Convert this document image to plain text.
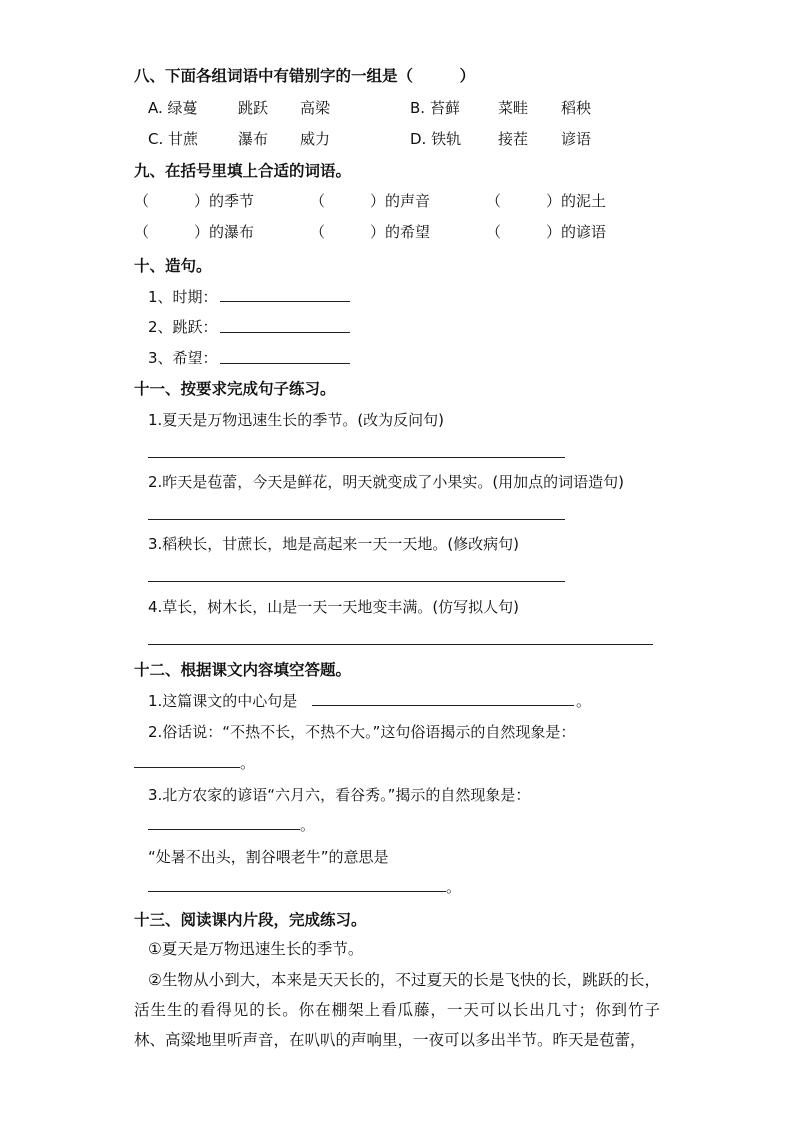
八、下面各组词语中有错别字的一组是（　　　）
A. 绿蔓	跳跃 高梁	B. 苔藓	菜畦 稻秧
C. 甘蔗	瀑布 威力	D. 铁轨 接茬 谚语
九、在括号里填上合适的词语。
（　　　）的季节	（　　　）的声音	（　　　）的泥土
（　　　）的瀑布	（　　　）的希望	（　　　）的谚语
十、造句。
1、时期：
2、跳跃：
3、希望：
十一、按要求完成句子练习。
1.夏天是万物迅速生长的季节。(改为反问句)
2.昨天是苞蕾，今天是鲜花，明天就变成了小果实。(用加点的词语造句)
3.稻秧长，甘蔗长，地是高起来一天一天地。(修改病句)
4.草长，树木长，山是一天一天地变丰满。(仿写拟人句)
十二、根据课文内容填空答题。
1.这篇课文的中心句是	。
2.俗话说：“不热不长，不热不大。”这句俗语揭示的自然现象是：
。
3.北方农家的谚语“六月六，看谷秀。”揭示的自然现象是：
。
“处暑不出头，割谷喂老牛”的意思是
。
十三、阅读课内片段，完成练习。
①夏天是万物迅速生长的季节。
②生物从小到大，本来是天天长的，不过夏天的长是飞快的长，跳跃的长，活生生的看得见的长。你在棚架上看瓜藤，一天可以长出几寸；你到竹子林、高粱地里听声音，在叭叭的声响里，一夜可以多出半节。昨天是苞蕾，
○ ○ ○ ○
● PROBLEM DETAILS
Print every entry above again without changing a word, and omit the pictures.

● CORRECT OUTPUT
Convert this document image to plain text.
八、下面各组词语中有错别字的一组是（　　　）
A. 绿蔓	跳跃 高梁	B. 苔藓	菜畦 稻秧
C. 甘蔗	瀑布 威力	D. 铁轨 接茬 谚语
九、在括号里填上合适的词语。
（　　　）的季节	（　　　）的声音	（　　　）的泥土
（　　　）的瀑布	（　　　）的希望	（　　　）的谚语
十、造句。
1、时期：
2、跳跃：
3、希望：
十一、按要求完成句子练习。
1.夏天是万物迅速生长的季节。(改为反问句)
2.昨天是苞蕾，今天是鲜花，明天就变成了小果实。(用加点的词语造句)
3.稻秧长，甘蔗长，地是高起来一天一天地。(修改病句)
4.草长，树木长，山是一天一天地变丰满。(仿写拟人句)
十二、根据课文内容填空答题。
1.这篇课文的中心句是	。
2.俗话说：“不热不长，不热不大。”这句俗语揭示的自然现象是：
。
3.北方农家的谚语“六月六，看谷秀。”揭示的自然现象是：
。
“处暑不出头，割谷喂老牛”的意思是
。
十三、阅读课内片段，完成练习。
①夏天是万物迅速生长的季节。
②生物从小到大，本来是天天长的，不过夏天的长是飞快的长，跳跃的长，活生生的看得见的长。你在棚架上看瓜藤，一天可以长出几寸；你到竹子林、高粱地里听声音，在叭叭的声响里，一夜可以多出半节。昨天是苞蕾，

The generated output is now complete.